**Exercise brief**
Read the listing and extract each line that includes the word "промышленности".

**Excerpted data**
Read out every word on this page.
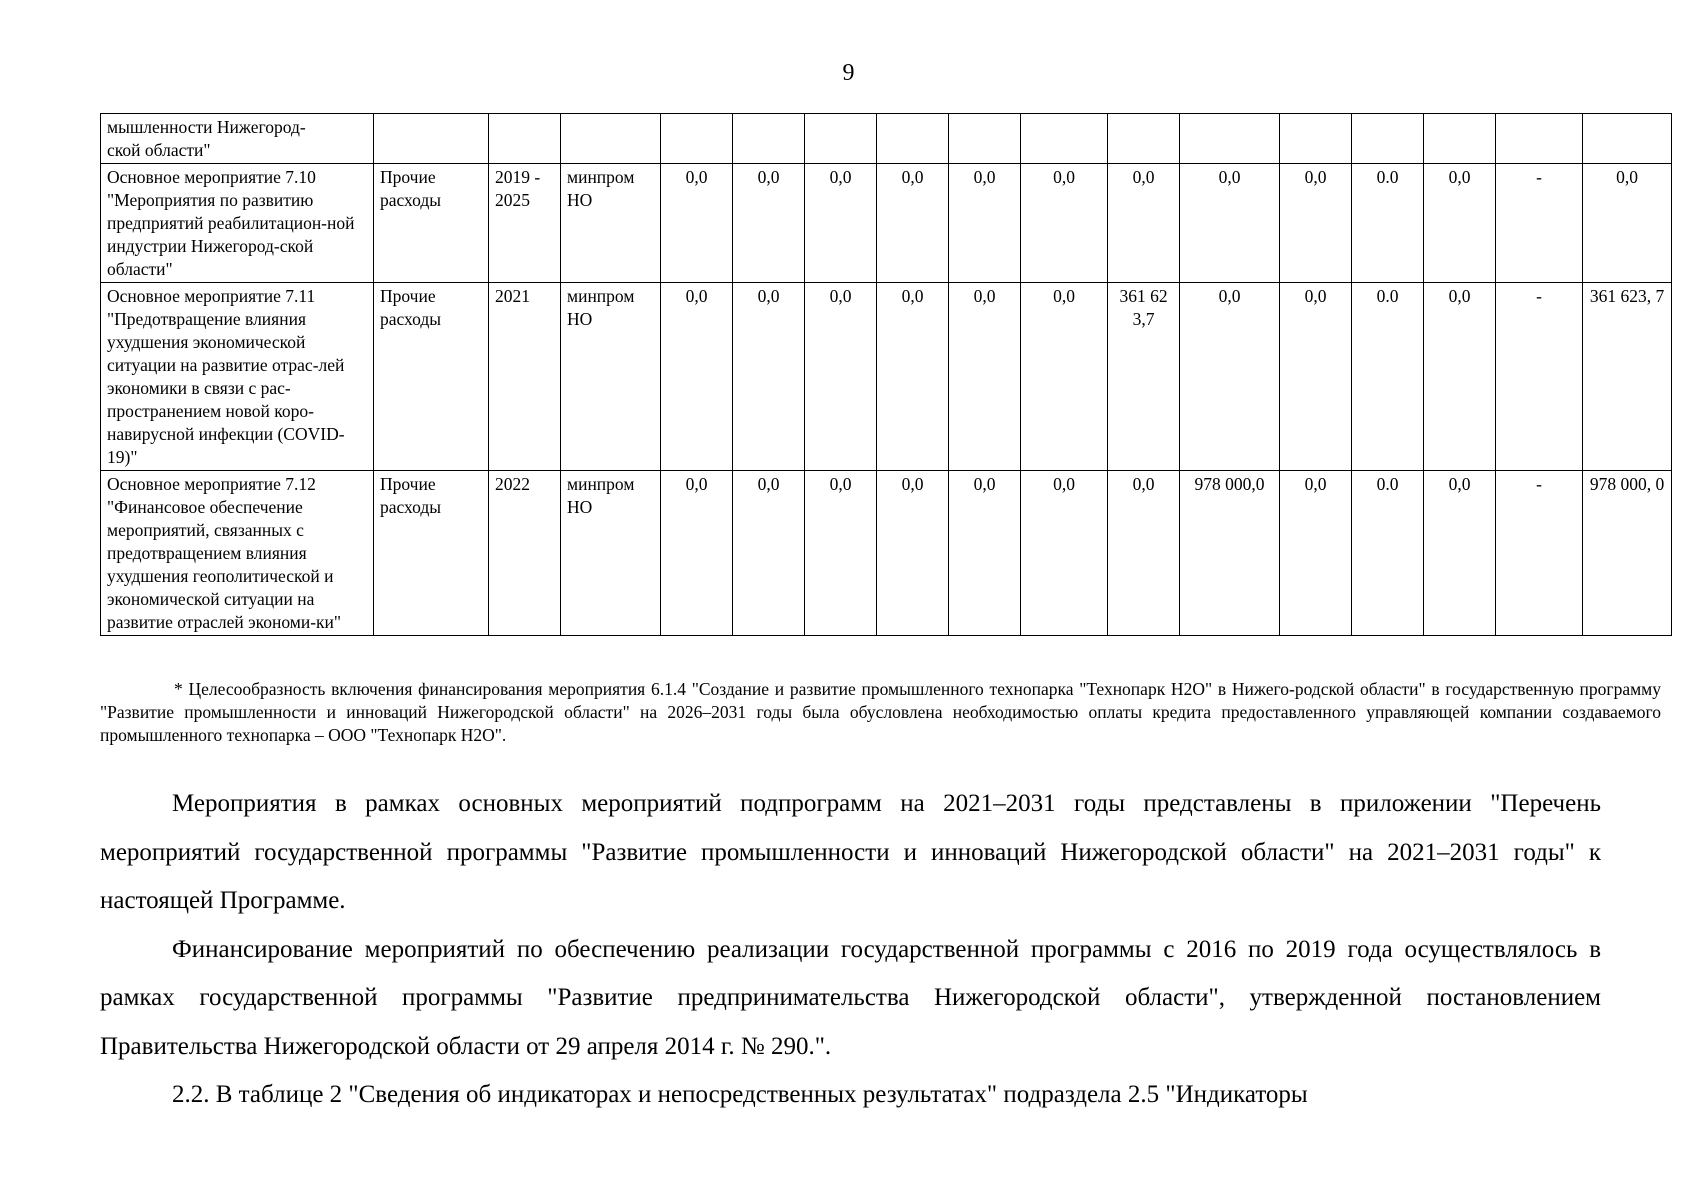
9
мышленности Нижегород-
ской области"																
Основное мероприятие 7.10 "Мероприятия по развитию предприятий реабилитацион-ной индустрии Нижегород-ской области"	Прочие расходы	2019 - 2025	минпром НО	0,0	0,0	0,0	0,0	0,0	0,0	0,0	0,0	0,0	0.0	0,0	-	0,0
Основное мероприятие 7.11 "Предотвращение влияния ухудшения экономической ситуации на развитие отрас-лей экономики в связи с рас-пространением новой коро-навирусной инфекции (COVID-19)"	Прочие расходы	2021	минпром НО	0,0	0,0	0,0	0,0	0,0	0,0	361 62 3,7	0,0	0,0	0.0	0,0	-	361 623, 7
Основное мероприятие 7.12 "Финансовое обеспечение мероприятий, связанных с предотвращением влияния ухудшения геополитической и экономической ситуации на развитие отраслей экономи-ки"	Прочие расходы	2022	минпром НО	0,0	0,0	0,0	0,0	0,0	0,0	0,0	978 000,0	0,0	0.0	0,0	-	978 000, 0

* Целесообразность включения финансирования мероприятия 6.1.4 "Создание и развитие промышленного технопарка "Технопарк Н2О" в Нижего-родской области" в государственную программу "Развитие промышленности и инноваций Нижегородской области" на 2026–2031 годы была обусловлена необходимостью оплаты кредита предоставленного управляющей компании создаваемого промышленного технопарка – ООО "Технопарк Н2О".

Мероприятия в рамках основных мероприятий подпрограмм на 2021–2031 годы представлены в приложении "Перечень мероприятий государственной программы "Развитие промышленности и инноваций Нижегородской области" на 2021–2031 годы" к настоящей Программе.

Финансирование мероприятий по обеспечению реализации государственной программы с 2016 по 2019 года осуществлялось в рамках государственной программы "Развитие предпринимательства Нижегородской области", утвержденной постановлением Правительства Нижегородской области от 29 апреля 2014 г. № 290.".

2.2. В таблице 2 "Сведения об индикаторах и непосредственных результатах" подраздела 2.5 "Индикаторы
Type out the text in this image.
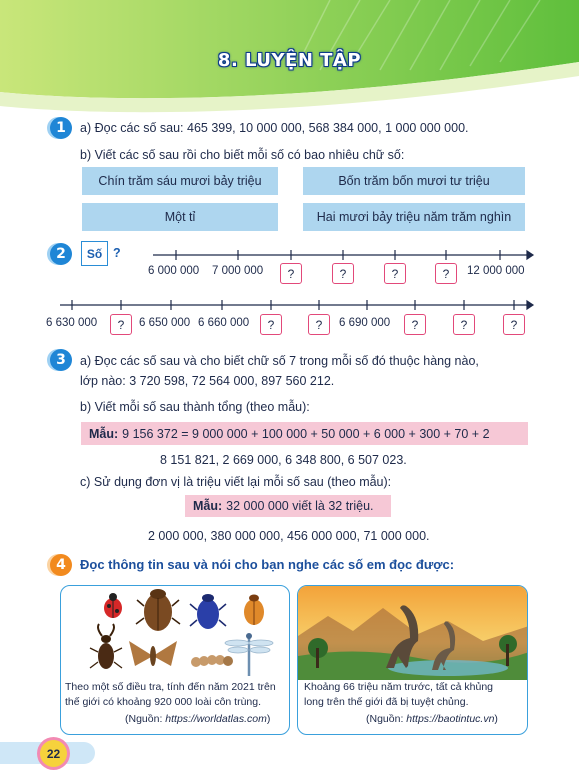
8. LUYỆN TẬP
1	a) Đọc các số sau: 465 399, 10 000 000, 568 384 000, 1 000 000 000.
b) Viết các số sau rồi cho biết mỗi số có bao nhiêu chữ số:
Chín trăm sáu mươi bảy triệu	Bốn trăm bốn mươi tư triệu
Một tỉ	Hai mươi bảy triệu năm trăm nghìn
2	Số ?
6 000 000 7 000 000	?	?	?	?	12 000 000
6 630 000	?	6 650 000 6 660 000	?	?	6 690 000	?	?	?
3	a) Đọc các số sau và cho biết chữ số 7 trong mỗi số đó thuộc hàng nào,
lớp nào: 3 720 598, 72 564 000, 897 560 212.
b) Viết mỗi số sau thành tổng (theo mẫu):
Mẫu: 9 156 372 = 9 000 000 + 100 000 + 50 000 + 6 000 + 300 + 70 + 2
8 151 821, 2 669 000, 6 348 800, 6 507 023.
c) Sử dụng đơn vị là triệu viết lại mỗi số sau (theo mẫu):
Mẫu: 32 000 000 viết là 32 triệu.
2 000 000, 380 000 000, 456 000 000, 71 000 000.
4	Đọc thông tin sau và nói cho bạn nghe các số em đọc được:
Theo một số điều tra, tính đến năm 2021 trên
thế giới có khoảng 920 000 loài côn trùng.
(Nguồn: https://worldatlas.com)
Khoảng 66 triệu năm trước, tất cả khủng
long trên thế giới đã bị tuyệt chủng.
(Nguồn: https://baotintuc.vn)
22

**Task answer**
* Целесообразность включения финансирования мероприятия 6.1.4 "Создание и развитие промышленного технопарка "Технопарк Н2О" в Нижего-родской области" в государственную программу "Развитие промышленности и инноваций Нижегородской области" на 2026–2031 годы была обусловлена необходимостью оплаты кредита предоставленного управляющей компании создаваемого промышленного технопарка – ООО "Технопарк Н2О".
Мероприятия в рамках основных мероприятий подпрограмм на 2021–2031 годы представлены в приложении "Перечень мероприятий государственной программы "Развитие промышленности и инноваций Нижегородской области" на 2021–2031 годы" к настоящей Программе.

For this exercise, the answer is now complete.